--- Start of Provided information ---
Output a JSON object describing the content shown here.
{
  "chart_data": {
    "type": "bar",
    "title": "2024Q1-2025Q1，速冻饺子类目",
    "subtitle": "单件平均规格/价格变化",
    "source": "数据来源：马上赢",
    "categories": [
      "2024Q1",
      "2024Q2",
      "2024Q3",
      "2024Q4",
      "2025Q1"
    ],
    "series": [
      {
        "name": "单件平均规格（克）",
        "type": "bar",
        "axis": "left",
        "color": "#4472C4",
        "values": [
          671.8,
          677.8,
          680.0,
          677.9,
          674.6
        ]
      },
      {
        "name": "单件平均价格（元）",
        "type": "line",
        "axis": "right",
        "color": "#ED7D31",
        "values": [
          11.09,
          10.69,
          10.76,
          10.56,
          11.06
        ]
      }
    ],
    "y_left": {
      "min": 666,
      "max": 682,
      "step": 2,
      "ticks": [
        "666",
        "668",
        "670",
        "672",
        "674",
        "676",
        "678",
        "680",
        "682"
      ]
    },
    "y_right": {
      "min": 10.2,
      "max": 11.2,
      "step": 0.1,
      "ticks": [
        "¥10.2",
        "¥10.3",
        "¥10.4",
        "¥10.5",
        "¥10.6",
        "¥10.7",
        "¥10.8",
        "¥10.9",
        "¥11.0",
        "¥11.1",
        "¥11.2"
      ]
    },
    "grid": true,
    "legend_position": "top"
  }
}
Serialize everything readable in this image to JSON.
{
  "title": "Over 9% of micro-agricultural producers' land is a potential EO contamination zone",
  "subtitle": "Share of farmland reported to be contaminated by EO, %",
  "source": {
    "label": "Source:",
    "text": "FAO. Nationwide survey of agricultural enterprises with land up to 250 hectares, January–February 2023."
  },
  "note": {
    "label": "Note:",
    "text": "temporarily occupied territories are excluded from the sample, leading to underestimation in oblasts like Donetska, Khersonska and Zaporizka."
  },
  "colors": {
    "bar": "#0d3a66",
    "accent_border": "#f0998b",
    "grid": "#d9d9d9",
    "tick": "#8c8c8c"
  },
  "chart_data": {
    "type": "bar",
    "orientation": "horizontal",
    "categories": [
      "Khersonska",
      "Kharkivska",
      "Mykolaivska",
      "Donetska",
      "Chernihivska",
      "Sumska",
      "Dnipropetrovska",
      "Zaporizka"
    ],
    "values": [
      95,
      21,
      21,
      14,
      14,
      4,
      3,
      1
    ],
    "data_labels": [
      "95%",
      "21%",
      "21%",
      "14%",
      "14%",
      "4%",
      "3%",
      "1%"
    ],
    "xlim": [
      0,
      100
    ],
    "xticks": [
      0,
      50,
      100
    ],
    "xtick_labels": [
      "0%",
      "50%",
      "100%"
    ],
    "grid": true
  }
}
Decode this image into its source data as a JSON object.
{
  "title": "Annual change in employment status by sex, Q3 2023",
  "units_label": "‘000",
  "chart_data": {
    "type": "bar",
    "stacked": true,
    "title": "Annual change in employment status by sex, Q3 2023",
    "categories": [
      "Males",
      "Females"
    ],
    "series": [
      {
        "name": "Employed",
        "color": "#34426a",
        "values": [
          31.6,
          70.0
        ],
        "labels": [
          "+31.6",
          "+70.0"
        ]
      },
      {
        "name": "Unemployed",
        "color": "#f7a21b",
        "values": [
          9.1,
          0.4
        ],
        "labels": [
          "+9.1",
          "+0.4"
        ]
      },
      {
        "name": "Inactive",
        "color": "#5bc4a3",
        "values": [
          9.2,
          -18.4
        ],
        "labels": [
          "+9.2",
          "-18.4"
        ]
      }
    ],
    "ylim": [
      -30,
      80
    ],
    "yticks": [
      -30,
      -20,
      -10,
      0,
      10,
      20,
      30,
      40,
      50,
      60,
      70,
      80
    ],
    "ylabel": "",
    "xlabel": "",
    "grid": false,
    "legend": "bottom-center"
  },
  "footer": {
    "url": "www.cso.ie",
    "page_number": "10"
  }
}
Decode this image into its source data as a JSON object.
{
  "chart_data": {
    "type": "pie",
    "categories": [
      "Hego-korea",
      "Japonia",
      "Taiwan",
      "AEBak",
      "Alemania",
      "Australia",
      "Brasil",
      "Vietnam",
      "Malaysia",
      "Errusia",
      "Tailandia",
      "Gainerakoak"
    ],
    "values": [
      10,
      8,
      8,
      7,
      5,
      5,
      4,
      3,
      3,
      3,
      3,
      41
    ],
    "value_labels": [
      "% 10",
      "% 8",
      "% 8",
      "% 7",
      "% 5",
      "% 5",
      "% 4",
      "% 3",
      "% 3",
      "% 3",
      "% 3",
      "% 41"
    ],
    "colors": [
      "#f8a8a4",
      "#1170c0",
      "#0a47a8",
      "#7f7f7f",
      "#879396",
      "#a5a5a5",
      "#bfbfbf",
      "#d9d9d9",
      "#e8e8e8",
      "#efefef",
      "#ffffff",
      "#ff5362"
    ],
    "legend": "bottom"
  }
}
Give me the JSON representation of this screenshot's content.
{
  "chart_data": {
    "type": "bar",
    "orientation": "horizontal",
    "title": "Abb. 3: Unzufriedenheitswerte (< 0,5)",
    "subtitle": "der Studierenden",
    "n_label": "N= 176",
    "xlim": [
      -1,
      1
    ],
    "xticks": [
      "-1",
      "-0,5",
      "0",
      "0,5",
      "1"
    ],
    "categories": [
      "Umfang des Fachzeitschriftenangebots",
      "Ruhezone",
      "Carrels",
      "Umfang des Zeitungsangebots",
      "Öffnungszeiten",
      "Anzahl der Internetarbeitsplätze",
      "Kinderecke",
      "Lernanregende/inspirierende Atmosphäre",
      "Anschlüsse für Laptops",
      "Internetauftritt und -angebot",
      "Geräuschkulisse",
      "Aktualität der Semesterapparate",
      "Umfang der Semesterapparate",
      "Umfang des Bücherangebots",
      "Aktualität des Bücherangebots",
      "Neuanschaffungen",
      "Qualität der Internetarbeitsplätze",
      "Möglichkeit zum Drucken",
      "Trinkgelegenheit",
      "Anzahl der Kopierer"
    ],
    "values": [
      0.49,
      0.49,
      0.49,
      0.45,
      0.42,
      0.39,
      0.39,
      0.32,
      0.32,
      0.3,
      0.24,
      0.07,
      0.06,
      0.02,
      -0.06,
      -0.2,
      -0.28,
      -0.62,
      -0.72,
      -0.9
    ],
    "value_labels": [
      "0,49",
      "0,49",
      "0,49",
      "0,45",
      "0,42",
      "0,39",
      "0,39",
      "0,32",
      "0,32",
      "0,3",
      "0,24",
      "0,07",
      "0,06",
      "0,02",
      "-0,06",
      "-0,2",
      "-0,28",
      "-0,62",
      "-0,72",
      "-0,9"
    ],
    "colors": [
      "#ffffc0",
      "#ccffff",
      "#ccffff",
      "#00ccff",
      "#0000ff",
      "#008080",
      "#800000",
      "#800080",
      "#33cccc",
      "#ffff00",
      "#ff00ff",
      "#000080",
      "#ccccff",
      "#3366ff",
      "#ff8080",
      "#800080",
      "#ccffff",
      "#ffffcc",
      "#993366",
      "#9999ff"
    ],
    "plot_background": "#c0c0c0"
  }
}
--- End of Provided information ---
**Your instructions:** Repeat the records above exactly, from the first line to the last.

**Written answer:**
Output a JSON object describing the content shown here.
{
  "chart_data": {
    "type": "bar",
    "title": "2024Q1-2025Q1，速冻饺子类目",
    "subtitle": "单件平均规格/价格变化",
    "source": "数据来源：马上赢",
    "categories": [
      "2024Q1",
      "2024Q2",
      "2024Q3",
      "2024Q4",
      "2025Q1"
    ],
    "series": [
      {
        "name": "单件平均规格（克）",
        "type": "bar",
        "axis": "left",
        "color": "#4472C4",
        "values": [
          671.8,
          677.8,
          680.0,
          677.9,
          674.6
        ]
      },
      {
        "name": "单件平均价格（元）",
        "type": "line",
        "axis": "right",
        "color": "#ED7D31",
        "values": [
          11.09,
          10.69,
          10.76,
          10.56,
          11.06
        ]
      }
    ],
    "y_left": {
      "min": 666,
      "max": 682,
      "step": 2,
      "ticks": [
        "666",
        "668",
        "670",
        "672",
        "674",
        "676",
        "678",
        "680",
        "682"
      ]
    },
    "y_right": {
      "min": 10.2,
      "max": 11.2,
      "step": 0.1,
      "ticks": [
        "¥10.2",
        "¥10.3",
        "¥10.4",
        "¥10.5",
        "¥10.6",
        "¥10.7",
        "¥10.8",
        "¥10.9",
        "¥11.0",
        "¥11.1",
        "¥11.2"
      ]
    },
    "grid": true,
    "legend_position": "top"
  }
}
Serialize everything readable in this image to JSON.
{
  "title": "Over 9% of micro-agricultural producers' land is a potential EO contamination zone",
  "subtitle": "Share of farmland reported to be contaminated by EO, %",
  "source": {
    "label": "Source:",
    "text": "FAO. Nationwide survey of agricultural enterprises with land up to 250 hectares, January–February 2023."
  },
  "note": {
    "label": "Note:",
    "text": "temporarily occupied territories are excluded from the sample, leading to underestimation in oblasts like Donetska, Khersonska and Zaporizka."
  },
  "colors": {
    "bar": "#0d3a66",
    "accent_border": "#f0998b",
    "grid": "#d9d9d9",
    "tick": "#8c8c8c"
  },
  "chart_data": {
    "type": "bar",
    "orientation": "horizontal",
    "categories": [
      "Khersonska",
      "Kharkivska",
      "Mykolaivska",
      "Donetska",
      "Chernihivska",
      "Sumska",
      "Dnipropetrovska",
      "Zaporizka"
    ],
    "values": [
      95,
      21,
      21,
      14,
      14,
      4,
      3,
      1
    ],
    "data_labels": [
      "95%",
      "21%",
      "21%",
      "14%",
      "14%",
      "4%",
      "3%",
      "1%"
    ],
    "xlim": [
      0,
      100
    ],
    "xticks": [
      0,
      50,
      100
    ],
    "xtick_labels": [
      "0%",
      "50%",
      "100%"
    ],
    "grid": true
  }
}
Decode this image into its source data as a JSON object.
{
  "title": "Annual change in employment status by sex, Q3 2023",
  "units_label": "‘000",
  "chart_data": {
    "type": "bar",
    "stacked": true,
    "title": "Annual change in employment status by sex, Q3 2023",
    "categories": [
      "Males",
      "Females"
    ],
    "series": [
      {
        "name": "Employed",
        "color": "#34426a",
        "values": [
          31.6,
          70.0
        ],
        "labels": [
          "+31.6",
          "+70.0"
        ]
      },
      {
        "name": "Unemployed",
        "color": "#f7a21b",
        "values": [
          9.1,
          0.4
        ],
        "labels": [
          "+9.1",
          "+0.4"
        ]
      },
      {
        "name": "Inactive",
        "color": "#5bc4a3",
        "values": [
          9.2,
          -18.4
        ],
        "labels": [
          "+9.2",
          "-18.4"
        ]
      }
    ],
    "ylim": [
      -30,
      80
    ],
    "yticks": [
      -30,
      -20,
      -10,
      0,
      10,
      20,
      30,
      40,
      50,
      60,
      70,
      80
    ],
    "ylabel": "",
    "xlabel": "",
    "grid": false,
    "legend": "bottom-center"
  },
  "footer": {
    "url": "www.cso.ie",
    "page_number": "10"
  }
}
Decode this image into its source data as a JSON object.
{
  "chart_data": {
    "type": "pie",
    "categories": [
      "Hego-korea",
      "Japonia",
      "Taiwan",
      "AEBak",
      "Alemania",
      "Australia",
      "Brasil",
      "Vietnam",
      "Malaysia",
      "Errusia",
      "Tailandia",
      "Gainerakoak"
    ],
    "values": [
      10,
      8,
      8,
      7,
      5,
      5,
      4,
      3,
      3,
      3,
      3,
      41
    ],
    "value_labels": [
      "% 10",
      "% 8",
      "% 8",
      "% 7",
      "% 5",
      "% 5",
      "% 4",
      "% 3",
      "% 3",
      "% 3",
      "% 3",
      "% 41"
    ],
    "colors": [
      "#f8a8a4",
      "#1170c0",
      "#0a47a8",
      "#7f7f7f",
      "#879396",
      "#a5a5a5",
      "#bfbfbf",
      "#d9d9d9",
      "#e8e8e8",
      "#efefef",
      "#ffffff",
      "#ff5362"
    ],
    "legend": "bottom"
  }
}
Give me the JSON representation of this screenshot's content.
{
  "chart_data": {
    "type": "bar",
    "orientation": "horizontal",
    "title": "Abb. 3: Unzufriedenheitswerte (< 0,5)",
    "subtitle": "der Studierenden",
    "n_label": "N= 176",
    "xlim": [
      -1,
      1
    ],
    "xticks": [
      "-1",
      "-0,5",
      "0",
      "0,5",
      "1"
    ],
    "categories": [
      "Umfang des Fachzeitschriftenangebots",
      "Ruhezone",
      "Carrels",
      "Umfang des Zeitungsangebots",
      "Öffnungszeiten",
      "Anzahl der Internetarbeitsplätze",
      "Kinderecke",
      "Lernanregende/inspirierende Atmosphäre",
      "Anschlüsse für Laptops",
      "Internetauftritt und -angebot",
      "Geräuschkulisse",
      "Aktualität der Semesterapparate",
      "Umfang der Semesterapparate",
      "Umfang des Bücherangebots",
      "Aktualität des Bücherangebots",
      "Neuanschaffungen",
      "Qualität der Internetarbeitsplätze",
      "Möglichkeit zum Drucken",
      "Trinkgelegenheit",
      "Anzahl der Kopierer"
    ],
    "values": [
      0.49,
      0.49,
      0.49,
      0.45,
      0.42,
      0.39,
      0.39,
      0.32,
      0.32,
      0.3,
      0.24,
      0.07,
      0.06,
      0.02,
      -0.06,
      -0.2,
      -0.28,
      -0.62,
      -0.72,
      -0.9
    ],
    "value_labels": [
      "0,49",
      "0,49",
      "0,49",
      "0,45",
      "0,42",
      "0,39",
      "0,39",
      "0,32",
      "0,32",
      "0,3",
      "0,24",
      "0,07",
      "0,06",
      "0,02",
      "-0,06",
      "-0,2",
      "-0,28",
      "-0,62",
      "-0,72",
      "-0,9"
    ],
    "colors": [
      "#ffffc0",
      "#ccffff",
      "#ccffff",
      "#00ccff",
      "#0000ff",
      "#008080",
      "#800000",
      "#800080",
      "#33cccc",
      "#ffff00",
      "#ff00ff",
      "#000080",
      "#ccccff",
      "#3366ff",
      "#ff8080",
      "#800080",
      "#ccffff",
      "#ffffcc",
      "#993366",
      "#9999ff"
    ],
    "plot_background": "#c0c0c0"
  }
}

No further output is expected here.